→ THE PROBLEM
Your task is to find every line of the data that holds the string "Cyto" and copy it.

→ THE DATA
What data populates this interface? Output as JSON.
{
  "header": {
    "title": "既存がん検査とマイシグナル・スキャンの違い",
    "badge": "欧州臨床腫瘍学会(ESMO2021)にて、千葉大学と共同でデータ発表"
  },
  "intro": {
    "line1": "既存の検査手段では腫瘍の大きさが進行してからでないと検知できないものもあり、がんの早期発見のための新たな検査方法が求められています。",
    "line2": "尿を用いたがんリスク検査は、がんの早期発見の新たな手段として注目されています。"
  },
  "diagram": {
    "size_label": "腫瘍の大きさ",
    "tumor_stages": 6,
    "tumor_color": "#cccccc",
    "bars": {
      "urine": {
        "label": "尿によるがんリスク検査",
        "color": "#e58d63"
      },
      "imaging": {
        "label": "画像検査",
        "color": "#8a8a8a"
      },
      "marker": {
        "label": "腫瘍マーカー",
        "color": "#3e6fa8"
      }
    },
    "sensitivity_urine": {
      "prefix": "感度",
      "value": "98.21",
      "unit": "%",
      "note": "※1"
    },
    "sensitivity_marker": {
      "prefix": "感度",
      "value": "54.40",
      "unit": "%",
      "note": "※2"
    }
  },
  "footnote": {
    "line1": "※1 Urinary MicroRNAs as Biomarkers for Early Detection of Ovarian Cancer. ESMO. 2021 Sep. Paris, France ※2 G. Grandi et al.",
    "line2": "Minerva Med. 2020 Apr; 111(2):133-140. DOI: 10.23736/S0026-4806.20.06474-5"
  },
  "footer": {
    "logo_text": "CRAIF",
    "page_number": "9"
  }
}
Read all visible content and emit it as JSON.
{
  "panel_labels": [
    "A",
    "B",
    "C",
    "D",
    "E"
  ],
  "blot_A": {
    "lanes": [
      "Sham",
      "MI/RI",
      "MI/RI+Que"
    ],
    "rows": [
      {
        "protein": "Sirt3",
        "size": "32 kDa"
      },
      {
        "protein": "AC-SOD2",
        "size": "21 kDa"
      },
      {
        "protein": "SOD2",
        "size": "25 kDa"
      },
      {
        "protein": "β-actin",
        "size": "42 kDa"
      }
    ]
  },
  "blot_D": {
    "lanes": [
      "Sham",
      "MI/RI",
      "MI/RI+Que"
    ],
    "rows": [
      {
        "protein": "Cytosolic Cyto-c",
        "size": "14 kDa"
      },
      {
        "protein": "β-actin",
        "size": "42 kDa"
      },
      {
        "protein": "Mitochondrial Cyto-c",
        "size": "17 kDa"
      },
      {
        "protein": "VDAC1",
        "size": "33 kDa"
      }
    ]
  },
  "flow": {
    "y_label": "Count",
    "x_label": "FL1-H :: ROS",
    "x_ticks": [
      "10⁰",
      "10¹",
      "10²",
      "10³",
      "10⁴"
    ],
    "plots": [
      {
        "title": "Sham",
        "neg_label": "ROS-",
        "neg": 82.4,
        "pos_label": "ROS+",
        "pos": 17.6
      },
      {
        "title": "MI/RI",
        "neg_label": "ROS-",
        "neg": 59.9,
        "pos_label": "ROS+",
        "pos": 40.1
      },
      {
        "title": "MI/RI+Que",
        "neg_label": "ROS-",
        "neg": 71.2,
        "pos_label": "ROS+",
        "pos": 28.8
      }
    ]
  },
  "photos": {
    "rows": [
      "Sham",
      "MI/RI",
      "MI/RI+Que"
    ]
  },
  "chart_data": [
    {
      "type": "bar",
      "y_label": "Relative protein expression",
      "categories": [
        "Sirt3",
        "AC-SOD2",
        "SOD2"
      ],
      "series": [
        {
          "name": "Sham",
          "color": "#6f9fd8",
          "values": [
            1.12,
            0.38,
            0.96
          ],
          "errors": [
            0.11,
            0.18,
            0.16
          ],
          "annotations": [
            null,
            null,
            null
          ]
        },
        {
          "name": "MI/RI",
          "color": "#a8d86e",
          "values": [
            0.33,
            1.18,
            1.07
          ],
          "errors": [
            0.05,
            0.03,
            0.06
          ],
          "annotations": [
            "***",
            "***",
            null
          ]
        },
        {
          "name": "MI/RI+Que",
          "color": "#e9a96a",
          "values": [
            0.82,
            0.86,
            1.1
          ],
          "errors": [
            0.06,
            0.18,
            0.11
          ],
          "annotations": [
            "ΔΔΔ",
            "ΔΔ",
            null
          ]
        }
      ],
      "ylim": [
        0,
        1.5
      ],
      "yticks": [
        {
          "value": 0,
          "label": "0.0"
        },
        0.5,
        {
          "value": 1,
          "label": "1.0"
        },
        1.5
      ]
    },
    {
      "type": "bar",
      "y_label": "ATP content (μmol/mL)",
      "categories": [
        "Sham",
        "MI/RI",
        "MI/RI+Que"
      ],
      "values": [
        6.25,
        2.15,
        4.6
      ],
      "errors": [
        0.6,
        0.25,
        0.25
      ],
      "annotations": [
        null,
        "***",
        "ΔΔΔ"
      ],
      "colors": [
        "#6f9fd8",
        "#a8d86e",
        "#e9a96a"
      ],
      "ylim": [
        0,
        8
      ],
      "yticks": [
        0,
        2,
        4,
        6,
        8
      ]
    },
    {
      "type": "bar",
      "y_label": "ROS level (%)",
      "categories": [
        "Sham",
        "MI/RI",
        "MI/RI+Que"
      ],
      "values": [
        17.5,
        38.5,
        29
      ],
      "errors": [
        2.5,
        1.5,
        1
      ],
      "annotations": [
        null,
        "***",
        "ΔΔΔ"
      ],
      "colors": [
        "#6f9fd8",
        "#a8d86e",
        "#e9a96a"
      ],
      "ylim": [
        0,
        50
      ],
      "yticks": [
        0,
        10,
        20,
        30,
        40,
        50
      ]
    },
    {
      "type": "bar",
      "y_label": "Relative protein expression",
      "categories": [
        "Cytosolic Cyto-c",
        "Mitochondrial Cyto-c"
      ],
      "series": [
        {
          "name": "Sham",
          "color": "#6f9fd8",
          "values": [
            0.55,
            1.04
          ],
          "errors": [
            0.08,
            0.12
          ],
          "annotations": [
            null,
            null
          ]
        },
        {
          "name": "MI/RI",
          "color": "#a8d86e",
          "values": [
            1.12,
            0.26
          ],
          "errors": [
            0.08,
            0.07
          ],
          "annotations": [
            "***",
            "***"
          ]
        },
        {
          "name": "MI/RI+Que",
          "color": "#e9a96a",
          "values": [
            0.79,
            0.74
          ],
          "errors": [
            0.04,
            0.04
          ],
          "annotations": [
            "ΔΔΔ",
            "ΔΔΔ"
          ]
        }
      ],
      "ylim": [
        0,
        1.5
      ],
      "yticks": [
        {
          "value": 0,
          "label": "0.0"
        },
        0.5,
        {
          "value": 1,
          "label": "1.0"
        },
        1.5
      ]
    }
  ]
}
==
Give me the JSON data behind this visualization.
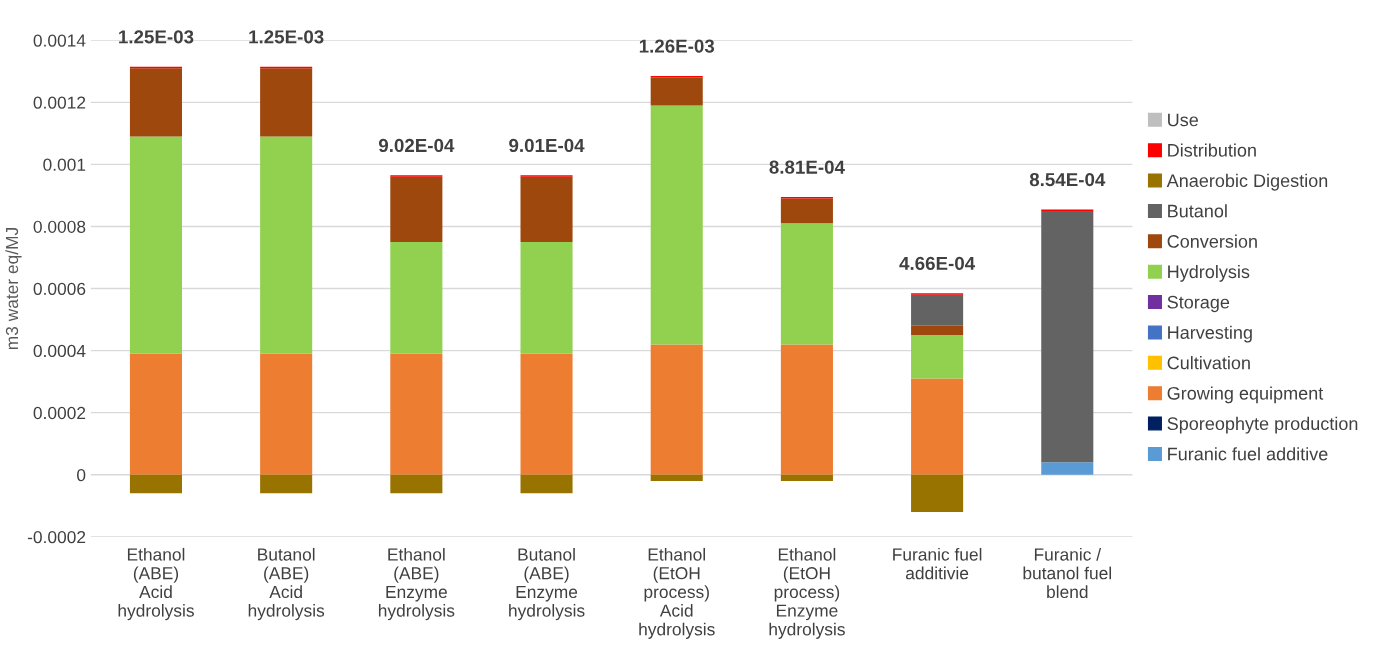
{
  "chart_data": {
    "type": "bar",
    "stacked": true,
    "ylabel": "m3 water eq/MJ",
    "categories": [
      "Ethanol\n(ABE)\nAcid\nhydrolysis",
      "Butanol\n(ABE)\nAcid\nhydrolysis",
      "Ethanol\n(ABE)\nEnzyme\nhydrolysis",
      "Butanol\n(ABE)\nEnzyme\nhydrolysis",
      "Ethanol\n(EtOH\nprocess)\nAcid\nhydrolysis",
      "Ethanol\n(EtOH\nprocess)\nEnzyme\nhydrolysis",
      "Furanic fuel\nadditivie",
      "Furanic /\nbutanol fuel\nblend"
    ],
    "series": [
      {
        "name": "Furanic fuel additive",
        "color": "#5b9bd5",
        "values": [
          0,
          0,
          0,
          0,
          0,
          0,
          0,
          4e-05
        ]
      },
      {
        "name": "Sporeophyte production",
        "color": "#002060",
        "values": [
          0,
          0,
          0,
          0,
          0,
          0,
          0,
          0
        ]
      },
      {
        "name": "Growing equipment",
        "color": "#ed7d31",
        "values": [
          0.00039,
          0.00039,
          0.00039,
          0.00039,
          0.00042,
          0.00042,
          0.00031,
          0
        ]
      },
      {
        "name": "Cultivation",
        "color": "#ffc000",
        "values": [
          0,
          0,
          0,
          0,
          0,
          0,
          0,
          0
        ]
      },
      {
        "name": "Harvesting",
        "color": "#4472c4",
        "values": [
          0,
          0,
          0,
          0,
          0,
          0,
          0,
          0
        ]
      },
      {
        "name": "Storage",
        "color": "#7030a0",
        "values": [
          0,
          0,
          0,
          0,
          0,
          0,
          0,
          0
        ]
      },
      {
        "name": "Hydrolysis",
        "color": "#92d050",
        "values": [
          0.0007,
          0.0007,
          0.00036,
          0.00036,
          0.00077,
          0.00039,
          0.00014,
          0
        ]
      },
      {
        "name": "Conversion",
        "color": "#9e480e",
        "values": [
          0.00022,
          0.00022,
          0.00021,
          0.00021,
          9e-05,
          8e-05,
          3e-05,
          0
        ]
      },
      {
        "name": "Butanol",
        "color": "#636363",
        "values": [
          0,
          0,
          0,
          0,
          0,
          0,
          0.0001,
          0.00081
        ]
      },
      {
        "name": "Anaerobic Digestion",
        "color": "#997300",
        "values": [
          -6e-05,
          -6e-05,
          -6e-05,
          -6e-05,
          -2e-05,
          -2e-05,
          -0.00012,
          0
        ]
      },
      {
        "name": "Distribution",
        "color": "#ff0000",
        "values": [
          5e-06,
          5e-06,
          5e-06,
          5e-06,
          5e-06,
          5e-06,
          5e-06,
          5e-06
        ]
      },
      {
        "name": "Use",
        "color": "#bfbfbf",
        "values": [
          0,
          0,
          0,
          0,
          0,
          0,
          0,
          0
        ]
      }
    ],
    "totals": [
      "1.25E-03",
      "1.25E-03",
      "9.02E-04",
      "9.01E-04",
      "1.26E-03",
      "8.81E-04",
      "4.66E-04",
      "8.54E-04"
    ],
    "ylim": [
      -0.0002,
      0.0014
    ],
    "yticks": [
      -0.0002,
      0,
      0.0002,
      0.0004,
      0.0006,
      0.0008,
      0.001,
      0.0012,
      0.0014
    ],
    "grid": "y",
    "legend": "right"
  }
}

→ COMPLETED TASK
        "protein": "Cytosolic Cyto-c",
        "protein": "Mitochondrial Cyto-c",
        "Cytosolic Cyto-c",
        "Mitochondrial Cyto-c"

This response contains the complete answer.